Duplicate the lines of the listing below without alteration, starting at the line that contains "Extract all elements" and ending at the line that contains "3, 1051, 17]", with both of those lines included.

▶ RECORDS FOR THIS EXERCISE:
* * * * *

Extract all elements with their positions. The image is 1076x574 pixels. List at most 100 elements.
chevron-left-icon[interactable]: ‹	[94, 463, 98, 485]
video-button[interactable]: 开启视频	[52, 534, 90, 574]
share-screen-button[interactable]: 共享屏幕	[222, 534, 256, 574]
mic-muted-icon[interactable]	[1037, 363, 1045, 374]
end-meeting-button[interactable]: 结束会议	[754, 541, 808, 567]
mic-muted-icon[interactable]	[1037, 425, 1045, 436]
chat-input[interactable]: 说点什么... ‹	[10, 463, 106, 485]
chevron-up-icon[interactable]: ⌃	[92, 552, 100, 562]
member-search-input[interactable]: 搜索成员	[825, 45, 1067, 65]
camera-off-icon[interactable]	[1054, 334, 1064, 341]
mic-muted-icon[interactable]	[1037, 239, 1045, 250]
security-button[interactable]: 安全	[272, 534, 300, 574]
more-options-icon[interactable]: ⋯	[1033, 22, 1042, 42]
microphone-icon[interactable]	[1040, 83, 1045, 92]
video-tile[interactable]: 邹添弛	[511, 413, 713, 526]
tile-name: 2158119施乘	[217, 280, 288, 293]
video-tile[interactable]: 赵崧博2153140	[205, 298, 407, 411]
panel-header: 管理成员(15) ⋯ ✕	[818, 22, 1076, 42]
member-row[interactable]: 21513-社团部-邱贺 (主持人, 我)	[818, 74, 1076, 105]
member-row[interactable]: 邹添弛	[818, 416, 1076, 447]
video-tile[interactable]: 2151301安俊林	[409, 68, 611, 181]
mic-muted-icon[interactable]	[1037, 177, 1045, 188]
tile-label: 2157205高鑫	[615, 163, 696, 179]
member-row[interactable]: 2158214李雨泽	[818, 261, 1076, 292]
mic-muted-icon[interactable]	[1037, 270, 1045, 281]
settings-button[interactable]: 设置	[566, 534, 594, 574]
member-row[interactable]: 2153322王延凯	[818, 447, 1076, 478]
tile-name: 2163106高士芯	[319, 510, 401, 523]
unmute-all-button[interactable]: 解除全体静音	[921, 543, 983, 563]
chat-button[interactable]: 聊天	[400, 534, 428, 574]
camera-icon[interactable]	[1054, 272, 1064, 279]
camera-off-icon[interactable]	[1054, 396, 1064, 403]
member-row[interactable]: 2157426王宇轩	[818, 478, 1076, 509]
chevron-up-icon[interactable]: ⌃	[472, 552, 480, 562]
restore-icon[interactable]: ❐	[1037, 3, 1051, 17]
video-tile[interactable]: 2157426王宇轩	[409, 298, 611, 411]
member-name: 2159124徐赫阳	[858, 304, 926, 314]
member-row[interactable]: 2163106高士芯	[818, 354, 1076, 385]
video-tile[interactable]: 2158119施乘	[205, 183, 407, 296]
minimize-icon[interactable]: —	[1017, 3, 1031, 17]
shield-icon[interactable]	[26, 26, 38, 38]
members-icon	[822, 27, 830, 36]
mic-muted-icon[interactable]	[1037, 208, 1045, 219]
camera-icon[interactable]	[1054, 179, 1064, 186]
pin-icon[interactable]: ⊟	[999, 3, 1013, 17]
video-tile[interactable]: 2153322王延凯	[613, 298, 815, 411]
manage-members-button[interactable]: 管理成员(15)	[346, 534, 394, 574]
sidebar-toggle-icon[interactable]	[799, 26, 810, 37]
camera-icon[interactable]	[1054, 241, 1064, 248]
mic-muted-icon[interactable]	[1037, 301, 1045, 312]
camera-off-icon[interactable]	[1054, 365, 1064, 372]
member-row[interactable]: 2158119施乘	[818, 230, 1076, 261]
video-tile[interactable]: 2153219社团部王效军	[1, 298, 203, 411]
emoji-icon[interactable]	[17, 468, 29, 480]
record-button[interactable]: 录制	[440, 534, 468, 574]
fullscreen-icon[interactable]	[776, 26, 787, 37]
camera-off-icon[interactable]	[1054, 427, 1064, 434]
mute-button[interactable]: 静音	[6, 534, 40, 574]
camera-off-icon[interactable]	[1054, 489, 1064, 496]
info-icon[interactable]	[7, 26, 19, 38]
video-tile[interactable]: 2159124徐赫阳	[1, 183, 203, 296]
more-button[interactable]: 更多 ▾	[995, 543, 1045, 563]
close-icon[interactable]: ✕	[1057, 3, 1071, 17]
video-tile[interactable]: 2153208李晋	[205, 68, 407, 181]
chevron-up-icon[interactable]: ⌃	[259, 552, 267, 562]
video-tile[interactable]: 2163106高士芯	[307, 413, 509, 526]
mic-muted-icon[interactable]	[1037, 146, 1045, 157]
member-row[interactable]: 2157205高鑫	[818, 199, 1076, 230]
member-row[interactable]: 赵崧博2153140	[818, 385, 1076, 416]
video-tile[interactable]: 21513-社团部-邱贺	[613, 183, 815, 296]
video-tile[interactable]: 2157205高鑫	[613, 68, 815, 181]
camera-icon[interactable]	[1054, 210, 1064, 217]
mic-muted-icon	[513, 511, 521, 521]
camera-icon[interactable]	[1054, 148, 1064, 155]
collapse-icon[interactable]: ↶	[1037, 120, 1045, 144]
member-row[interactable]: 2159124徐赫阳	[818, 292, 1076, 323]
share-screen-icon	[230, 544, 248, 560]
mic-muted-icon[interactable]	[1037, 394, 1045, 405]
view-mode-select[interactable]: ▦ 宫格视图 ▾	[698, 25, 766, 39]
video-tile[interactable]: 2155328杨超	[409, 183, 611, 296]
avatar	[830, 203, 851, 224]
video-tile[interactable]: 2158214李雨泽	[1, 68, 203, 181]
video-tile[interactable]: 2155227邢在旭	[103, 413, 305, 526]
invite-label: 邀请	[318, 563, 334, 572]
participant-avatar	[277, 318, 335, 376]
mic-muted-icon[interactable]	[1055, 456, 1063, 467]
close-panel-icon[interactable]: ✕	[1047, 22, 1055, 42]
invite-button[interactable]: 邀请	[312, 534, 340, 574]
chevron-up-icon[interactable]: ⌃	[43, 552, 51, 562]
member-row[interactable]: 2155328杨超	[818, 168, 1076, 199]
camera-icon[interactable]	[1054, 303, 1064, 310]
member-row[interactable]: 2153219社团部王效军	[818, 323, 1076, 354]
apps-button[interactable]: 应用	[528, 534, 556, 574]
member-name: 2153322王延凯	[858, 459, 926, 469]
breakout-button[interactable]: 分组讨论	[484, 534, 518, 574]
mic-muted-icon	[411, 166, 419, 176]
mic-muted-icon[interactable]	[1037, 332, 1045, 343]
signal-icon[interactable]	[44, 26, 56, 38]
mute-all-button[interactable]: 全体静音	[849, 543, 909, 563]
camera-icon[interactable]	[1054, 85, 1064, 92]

* * * * *

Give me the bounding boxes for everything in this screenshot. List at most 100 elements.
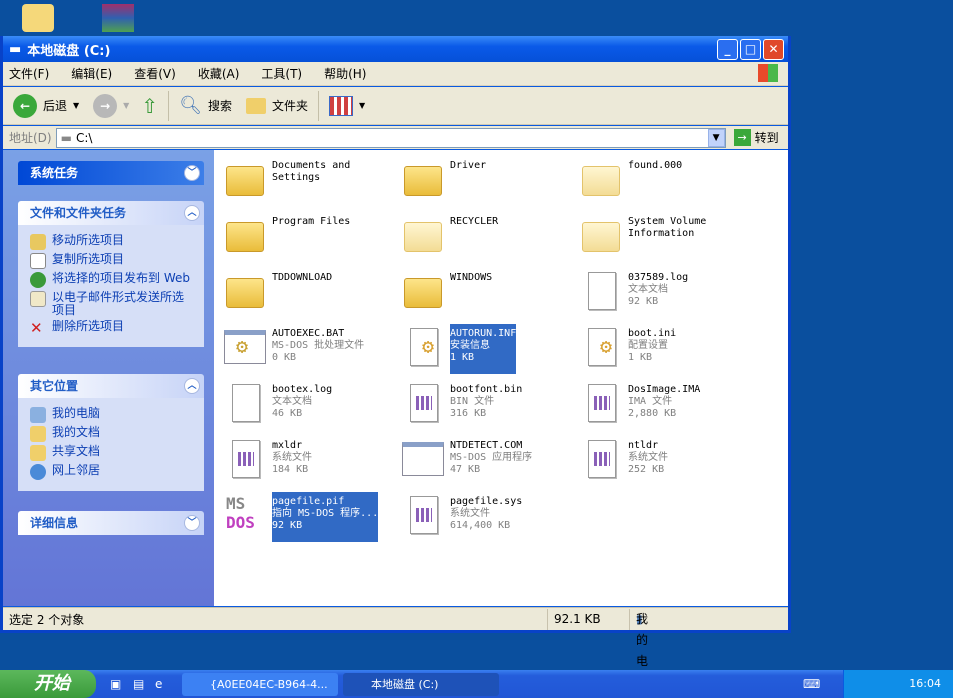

* * * * *

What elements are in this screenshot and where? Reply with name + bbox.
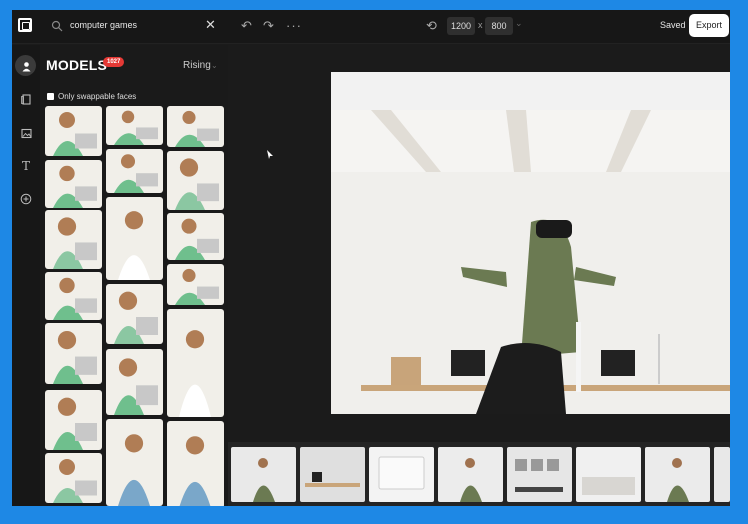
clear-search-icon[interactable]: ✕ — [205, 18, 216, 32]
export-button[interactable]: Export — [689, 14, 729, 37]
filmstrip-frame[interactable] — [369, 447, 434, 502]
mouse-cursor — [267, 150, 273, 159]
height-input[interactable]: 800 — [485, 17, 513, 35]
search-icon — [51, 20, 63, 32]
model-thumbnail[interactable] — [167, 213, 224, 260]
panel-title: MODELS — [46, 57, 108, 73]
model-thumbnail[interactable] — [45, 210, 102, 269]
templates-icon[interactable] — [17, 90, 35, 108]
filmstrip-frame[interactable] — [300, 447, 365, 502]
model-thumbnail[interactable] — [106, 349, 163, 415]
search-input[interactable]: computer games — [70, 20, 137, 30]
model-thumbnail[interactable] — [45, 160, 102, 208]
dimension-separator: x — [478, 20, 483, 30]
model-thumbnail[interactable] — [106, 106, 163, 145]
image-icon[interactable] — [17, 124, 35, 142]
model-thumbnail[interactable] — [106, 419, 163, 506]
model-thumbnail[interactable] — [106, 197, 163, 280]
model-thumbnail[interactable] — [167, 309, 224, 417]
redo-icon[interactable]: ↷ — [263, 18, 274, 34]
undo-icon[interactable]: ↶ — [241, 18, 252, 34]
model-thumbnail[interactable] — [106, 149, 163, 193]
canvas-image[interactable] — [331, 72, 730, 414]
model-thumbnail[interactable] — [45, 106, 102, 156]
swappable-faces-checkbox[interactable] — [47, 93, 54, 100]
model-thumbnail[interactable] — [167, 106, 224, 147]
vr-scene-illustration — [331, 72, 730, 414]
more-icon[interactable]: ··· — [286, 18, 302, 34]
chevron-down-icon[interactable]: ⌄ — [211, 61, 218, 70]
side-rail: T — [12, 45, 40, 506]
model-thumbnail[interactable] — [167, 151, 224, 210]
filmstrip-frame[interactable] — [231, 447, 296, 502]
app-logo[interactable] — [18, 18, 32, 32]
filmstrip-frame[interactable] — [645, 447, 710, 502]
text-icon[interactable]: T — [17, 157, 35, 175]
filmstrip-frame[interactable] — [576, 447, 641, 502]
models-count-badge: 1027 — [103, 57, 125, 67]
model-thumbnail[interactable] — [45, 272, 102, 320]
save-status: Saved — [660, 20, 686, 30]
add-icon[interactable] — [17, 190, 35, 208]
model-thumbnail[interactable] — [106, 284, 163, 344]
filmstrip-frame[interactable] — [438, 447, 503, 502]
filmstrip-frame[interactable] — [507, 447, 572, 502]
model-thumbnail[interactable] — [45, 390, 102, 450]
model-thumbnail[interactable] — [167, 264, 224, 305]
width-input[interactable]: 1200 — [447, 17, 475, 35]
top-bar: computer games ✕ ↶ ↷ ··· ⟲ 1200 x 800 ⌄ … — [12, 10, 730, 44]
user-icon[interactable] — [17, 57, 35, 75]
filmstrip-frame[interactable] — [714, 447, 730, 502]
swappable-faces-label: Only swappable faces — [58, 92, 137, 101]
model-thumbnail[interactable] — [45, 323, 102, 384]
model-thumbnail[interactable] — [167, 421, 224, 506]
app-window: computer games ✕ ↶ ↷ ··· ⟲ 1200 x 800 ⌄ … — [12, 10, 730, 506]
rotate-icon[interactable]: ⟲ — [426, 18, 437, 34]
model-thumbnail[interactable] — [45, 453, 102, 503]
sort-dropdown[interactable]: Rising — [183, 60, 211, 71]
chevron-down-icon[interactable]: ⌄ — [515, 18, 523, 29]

* * * * *

▶ COMPLETE ANSWER:
Extract all elements with their positions. The image is 1076x574 pixels. List at most 100 elements.
chevron-left-icon[interactable]: ‹	[94, 463, 98, 485]
video-button[interactable]: 开启视频	[52, 534, 90, 574]
share-screen-button[interactable]: 共享屏幕	[222, 534, 256, 574]
mic-muted-icon[interactable]	[1037, 363, 1045, 374]
end-meeting-button[interactable]: 结束会议	[754, 541, 808, 567]
mic-muted-icon[interactable]	[1037, 425, 1045, 436]
chat-input[interactable]: 说点什么... ‹	[10, 463, 106, 485]
chevron-up-icon[interactable]: ⌃	[92, 552, 100, 562]
member-search-input[interactable]: 搜索成员	[825, 45, 1067, 65]
camera-off-icon[interactable]	[1054, 334, 1064, 341]
mic-muted-icon[interactable]	[1037, 239, 1045, 250]
security-button[interactable]: 安全	[272, 534, 300, 574]
more-options-icon[interactable]: ⋯	[1033, 22, 1042, 42]
microphone-icon[interactable]	[1040, 83, 1045, 92]
video-tile[interactable]: 邹添弛	[511, 413, 713, 526]
tile-name: 2158119施乘	[217, 280, 288, 293]
video-tile[interactable]: 赵崧博2153140	[205, 298, 407, 411]
panel-header: 管理成员(15) ⋯ ✕	[818, 22, 1076, 42]
member-row[interactable]: 21513-社团部-邱贺 (主持人, 我)	[818, 74, 1076, 105]
member-row[interactable]: 邹添弛	[818, 416, 1076, 447]
video-tile[interactable]: 2151301安俊林	[409, 68, 611, 181]
mic-muted-icon[interactable]	[1037, 177, 1045, 188]
tile-label: 2157205高鑫	[615, 163, 696, 179]
member-row[interactable]: 2158214李雨泽	[818, 261, 1076, 292]
mic-muted-icon[interactable]	[1037, 270, 1045, 281]
settings-button[interactable]: 设置	[566, 534, 594, 574]
member-row[interactable]: 2153322王延凯	[818, 447, 1076, 478]
tile-name: 2163106高士芯	[319, 510, 401, 523]
unmute-all-button[interactable]: 解除全体静音	[921, 543, 983, 563]
chat-button[interactable]: 聊天	[400, 534, 428, 574]
camera-icon[interactable]	[1054, 272, 1064, 279]
camera-off-icon[interactable]	[1054, 396, 1064, 403]
member-row[interactable]: 2157426王宇轩	[818, 478, 1076, 509]
chevron-up-icon[interactable]: ⌃	[472, 552, 480, 562]
restore-icon[interactable]: ❐	[1037, 3, 1051, 17]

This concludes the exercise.